Instructions for the task
All of the data below should be output exactly as given.

Input data

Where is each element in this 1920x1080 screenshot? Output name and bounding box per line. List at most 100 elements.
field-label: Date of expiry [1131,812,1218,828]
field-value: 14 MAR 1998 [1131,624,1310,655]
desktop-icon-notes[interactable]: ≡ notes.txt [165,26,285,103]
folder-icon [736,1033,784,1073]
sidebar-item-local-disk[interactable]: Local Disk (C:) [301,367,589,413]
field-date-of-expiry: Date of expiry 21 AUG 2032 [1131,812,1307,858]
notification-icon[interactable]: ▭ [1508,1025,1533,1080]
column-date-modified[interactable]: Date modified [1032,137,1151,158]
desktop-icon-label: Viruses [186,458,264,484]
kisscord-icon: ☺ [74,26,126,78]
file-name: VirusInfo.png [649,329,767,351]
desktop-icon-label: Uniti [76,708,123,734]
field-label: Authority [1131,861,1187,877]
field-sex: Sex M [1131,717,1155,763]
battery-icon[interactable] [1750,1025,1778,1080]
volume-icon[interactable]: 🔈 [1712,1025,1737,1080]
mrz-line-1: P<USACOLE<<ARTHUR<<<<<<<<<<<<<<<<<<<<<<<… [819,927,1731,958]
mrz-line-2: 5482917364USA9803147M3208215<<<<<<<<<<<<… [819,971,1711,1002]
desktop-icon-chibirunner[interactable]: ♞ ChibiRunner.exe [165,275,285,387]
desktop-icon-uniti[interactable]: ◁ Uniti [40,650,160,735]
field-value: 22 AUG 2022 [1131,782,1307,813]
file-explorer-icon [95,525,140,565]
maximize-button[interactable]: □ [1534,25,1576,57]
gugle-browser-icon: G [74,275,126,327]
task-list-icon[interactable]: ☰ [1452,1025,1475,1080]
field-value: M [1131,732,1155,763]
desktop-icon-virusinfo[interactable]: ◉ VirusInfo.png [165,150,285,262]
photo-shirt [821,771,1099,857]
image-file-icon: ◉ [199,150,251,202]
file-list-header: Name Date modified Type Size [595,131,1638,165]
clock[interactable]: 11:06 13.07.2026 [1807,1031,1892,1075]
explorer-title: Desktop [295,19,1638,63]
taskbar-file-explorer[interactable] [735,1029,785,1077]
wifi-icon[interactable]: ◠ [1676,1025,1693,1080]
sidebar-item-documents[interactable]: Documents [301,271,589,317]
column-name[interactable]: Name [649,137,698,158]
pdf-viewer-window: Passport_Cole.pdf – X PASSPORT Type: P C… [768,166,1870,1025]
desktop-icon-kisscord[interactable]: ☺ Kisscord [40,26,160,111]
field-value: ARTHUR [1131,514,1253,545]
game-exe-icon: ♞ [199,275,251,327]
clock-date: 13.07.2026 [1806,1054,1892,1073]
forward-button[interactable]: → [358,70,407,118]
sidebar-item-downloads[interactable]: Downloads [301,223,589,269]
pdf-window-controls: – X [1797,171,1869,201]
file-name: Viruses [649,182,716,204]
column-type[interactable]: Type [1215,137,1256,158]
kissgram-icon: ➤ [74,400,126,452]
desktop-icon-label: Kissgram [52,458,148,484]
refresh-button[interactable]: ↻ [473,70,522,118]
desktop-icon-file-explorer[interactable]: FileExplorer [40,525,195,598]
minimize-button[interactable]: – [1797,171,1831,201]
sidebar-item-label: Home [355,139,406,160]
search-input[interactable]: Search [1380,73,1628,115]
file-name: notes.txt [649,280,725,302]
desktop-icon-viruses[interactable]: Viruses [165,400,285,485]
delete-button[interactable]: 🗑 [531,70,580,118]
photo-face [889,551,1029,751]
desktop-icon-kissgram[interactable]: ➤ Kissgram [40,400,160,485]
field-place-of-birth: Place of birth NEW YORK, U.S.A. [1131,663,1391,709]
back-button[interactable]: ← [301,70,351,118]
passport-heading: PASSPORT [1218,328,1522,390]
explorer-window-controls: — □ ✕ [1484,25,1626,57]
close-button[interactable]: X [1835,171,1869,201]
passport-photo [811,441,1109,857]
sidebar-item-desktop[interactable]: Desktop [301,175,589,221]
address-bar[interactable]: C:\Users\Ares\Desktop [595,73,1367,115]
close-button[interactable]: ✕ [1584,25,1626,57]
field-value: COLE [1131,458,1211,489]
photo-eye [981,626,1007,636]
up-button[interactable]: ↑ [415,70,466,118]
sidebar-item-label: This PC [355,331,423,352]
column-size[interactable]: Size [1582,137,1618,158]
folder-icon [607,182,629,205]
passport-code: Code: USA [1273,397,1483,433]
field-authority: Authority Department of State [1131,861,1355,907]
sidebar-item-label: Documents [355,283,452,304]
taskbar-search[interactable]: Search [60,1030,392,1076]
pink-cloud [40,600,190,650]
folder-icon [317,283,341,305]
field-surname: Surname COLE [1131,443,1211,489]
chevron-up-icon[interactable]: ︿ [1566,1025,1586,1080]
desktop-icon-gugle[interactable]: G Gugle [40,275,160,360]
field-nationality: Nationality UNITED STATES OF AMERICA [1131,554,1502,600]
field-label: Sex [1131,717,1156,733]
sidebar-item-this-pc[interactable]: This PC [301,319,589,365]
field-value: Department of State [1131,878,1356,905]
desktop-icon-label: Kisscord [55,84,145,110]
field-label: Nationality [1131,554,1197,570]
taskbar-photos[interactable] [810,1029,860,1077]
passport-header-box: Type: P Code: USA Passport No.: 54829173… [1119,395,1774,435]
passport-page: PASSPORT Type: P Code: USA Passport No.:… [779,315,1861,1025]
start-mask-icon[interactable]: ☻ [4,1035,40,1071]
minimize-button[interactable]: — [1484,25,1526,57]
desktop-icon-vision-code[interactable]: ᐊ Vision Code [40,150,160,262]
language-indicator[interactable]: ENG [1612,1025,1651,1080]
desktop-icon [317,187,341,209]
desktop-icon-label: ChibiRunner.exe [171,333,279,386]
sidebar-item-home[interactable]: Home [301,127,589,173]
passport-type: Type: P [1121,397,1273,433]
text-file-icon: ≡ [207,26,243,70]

Final answer
Where is each element in this 1920x1080 screenshot? Output name and bounding box per line. List at most 100 elements.
field-label: Date of expiry [1131,812,1218,828]
field-value: 14 MAR 1998 [1131,624,1310,655]
desktop-icon-notes[interactable]: ≡ notes.txt [165,26,285,103]
folder-icon [736,1033,784,1073]
sidebar-item-local-disk[interactable]: Local Disk (C:) [301,367,589,413]
field-date-of-expiry: Date of expiry 21 AUG 2032 [1131,812,1307,858]
notification-icon[interactable]: ▭ [1508,1025,1533,1080]
column-date-modified[interactable]: Date modified [1032,137,1151,158]
desktop-icon-label: Viruses [186,458,264,484]
kisscord-icon: ☺ [74,26,126,78]
file-name: VirusInfo.png [649,329,767,351]
desktop-icon-label: Uniti [76,708,123,734]
field-label: Authority [1131,861,1187,877]
field-sex: Sex M [1131,717,1155,763]
battery-icon[interactable] [1750,1025,1778,1080]
volume-icon[interactable]: 🔈 [1712,1025,1737,1080]
mrz-line-1: P<USACOLE<<ARTHUR<<<<<<<<<<<<<<<<<<<<<<<… [819,927,1731,958]
mrz-line-2: 5482917364USA9803147M3208215<<<<<<<<<<<<… [819,971,1711,1002]
desktop-icon-chibirunner[interactable]: ♞ ChibiRunner.exe [165,275,285,387]
desktop-icon-uniti[interactable]: ◁ Uniti [40,650,160,735]
field-value: 22 AUG 2022 [1131,782,1307,813]
file-explorer-icon [95,525,140,565]
maximize-button[interactable]: □ [1534,25,1576,57]
gugle-browser-icon: G [74,275,126,327]
task-list-icon[interactable]: ☰ [1452,1025,1475,1080]
field-value: M [1131,732,1155,763]
desktop-icon-virusinfo[interactable]: ◉ VirusInfo.png [165,150,285,262]
photo-shirt [821,771,1099,857]
image-file-icon: ◉ [199,150,251,202]
file-list-header: Name Date modified Type Size [595,131,1638,165]
clock[interactable]: 11:06 13.07.2026 [1807,1031,1892,1075]
explorer-title: Desktop [295,19,1638,63]
taskbar-file-explorer[interactable] [735,1029,785,1077]
wifi-icon[interactable]: ◠ [1676,1025,1693,1080]
sidebar-item-documents[interactable]: Documents [301,271,589,317]
column-name[interactable]: Name [649,137,698,158]
pdf-viewer-window: Passport_Cole.pdf – X PASSPORT Type: P C… [768,166,1870,1025]
desktop-icon-kisscord[interactable]: ☺ Kisscord [40,26,160,111]
field-value: ARTHUR [1131,514,1253,545]
game-exe-icon: ♞ [199,275,251,327]
clock-date: 13.07.2026 [1806,1054,1892,1073]
forward-button[interactable]: → [358,70,407,118]
sidebar-item-downloads[interactable]: Downloads [301,223,589,269]
pdf-window-controls: – X [1797,171,1869,201]
file-name: Viruses [649,182,716,204]
column-type[interactable]: Type [1215,137,1256,158]
kissgram-icon: ➤ [74,400,126,452]
desktop-icon-label: Kissgram [52,458,148,484]
refresh-button[interactable]: ↻ [473,70,522,118]
desktop-icon-file-explorer[interactable]: FileExplorer [40,525,195,598]
minimize-button[interactable]: – [1797,171,1831,201]
sidebar-item-label: Home [355,139,406,160]
search-input[interactable]: Search [1380,73,1628,115]
file-name: notes.txt [649,280,725,302]
desktop-icon-viruses[interactable]: Viruses [165,400,285,485]
delete-button[interactable]: 🗑 [531,70,580,118]
photo-face [889,551,1029,751]
desktop-icon-kissgram[interactable]: ➤ Kissgram [40,400,160,485]
field-place-of-birth: Place of birth NEW YORK, U.S.A. [1131,663,1391,709]
back-button[interactable]: ← [301,70,351,118]
passport-heading: PASSPORT [1218,328,1522,390]
explorer-window-controls: — □ ✕ [1484,25,1626,57]
close-button[interactable]: X [1835,171,1869,201]
passport-photo [811,441,1109,857]
sidebar-item-desktop[interactable]: Desktop [301,175,589,221]
address-bar[interactable]: C:\Users\Ares\Desktop [595,73,1367,115]
close-button[interactable]: ✕ [1584,25,1626,57]
field-value: COLE [1131,458,1211,489]
photo-eye [981,626,1007,636]
up-button[interactable]: ↑ [415,70,466,118]
sidebar-item-label: This PC [355,331,423,352]
column-size[interactable]: Size [1582,137,1618,158]
folder-icon [607,182,629,205]
passport-code: Code: USA [1273,397,1483,433]
field-authority: Authority Department of State [1131,861,1355,907]
sidebar-item-label: Documents [355,283,452,304]
taskbar-search[interactable]: Search [60,1030,392,1076]
pink-cloud [40,600,190,650]
folder-icon [317,283,341,305]
field-surname: Surname COLE [1131,443,1211,489]
chevron-up-icon[interactable]: ︿ [1566,1025,1586,1080]
desktop-icon-gugle[interactable]: G Gugle [40,275,160,360]
field-nationality: Nationality UNITED STATES OF AMERICA [1131,554,1502,600]
field-label: Sex [1131,717,1156,733]
sidebar-item-this-pc[interactable]: This PC [301,319,589,365]
field-value: Department of State [1131,878,1356,905]
desktop-icon-label: Kisscord [55,84,145,110]
field-label: Nationality [1131,554,1197,570]
taskbar-photos[interactable] [810,1029,860,1077]
passport-header-box: Type: P Code: USA Passport No.: 54829173… [1119,395,1774,435]
passport-page: PASSPORT Type: P Code: USA Passport No.:… [779,315,1861,1025]
start-mask-icon[interactable]: ☻ [4,1035,40,1071]
minimize-button[interactable]: — [1484,25,1526,57]
desktop-icon-vision-code[interactable]: ᐊ Vision Code [40,150,160,262]
language-indicator[interactable]: ENG [1612,1025,1651,1080]
desktop-icon [317,187,341,209]
desktop-icon-label: ChibiRunner.exe [171,333,279,386]
sidebar-item-home[interactable]: Home [301,127,589,173]
passport-type: Type: P [1121,397,1273,433]
text-file-icon: ≡ [207,26,243,70]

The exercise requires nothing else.